[Dataset items]
[Start]

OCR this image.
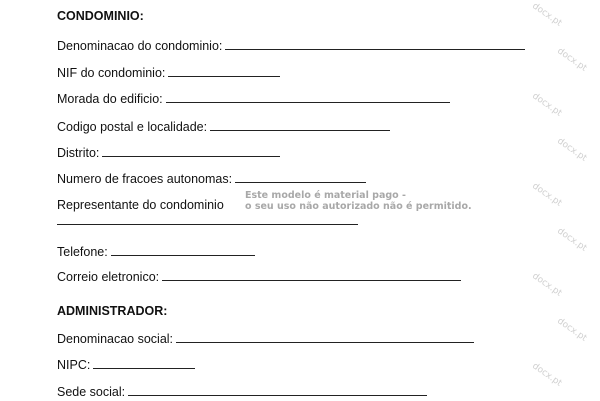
docx.pt
docx.pt
docx.pt
docx.pt
docx.pt
docx.pt
docx.pt
docx.pt
docx.pt
CONDOMINIO:
Denominacao do condominio:
NIF do condominio:
Morada do edificio:
Codigo postal e localidade:
Distrito:
Numero de fracoes autonomas:
Representante do condominio
Telefone:
Correio eletronico:
ADMINISTRADOR:
Denominacao social:
NIPC:
Sede social:
Este modelo é material pago -
o seu uso não autorizado não é permitido.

[End]

#### SET EXERCISE:
Pictures in the records should not appear in your copy, but everything else must be transcribed exactly.

#### SOLUTION FOR THIS EXERCISE:
OCR this image.
docx.pt
docx.pt
docx.pt
docx.pt
docx.pt
docx.pt
docx.pt
docx.pt
docx.pt
CONDOMINIO:
Denominacao do condominio:
NIF do condominio:
Morada do edificio:
Codigo postal e localidade:
Distrito:
Numero de fracoes autonomas:
Representante do condominio
Telefone:
Correio eletronico:
ADMINISTRADOR:
Denominacao social:
NIPC:
Sede social:
Este modelo é material pago -
o seu uso não autorizado não é permitido.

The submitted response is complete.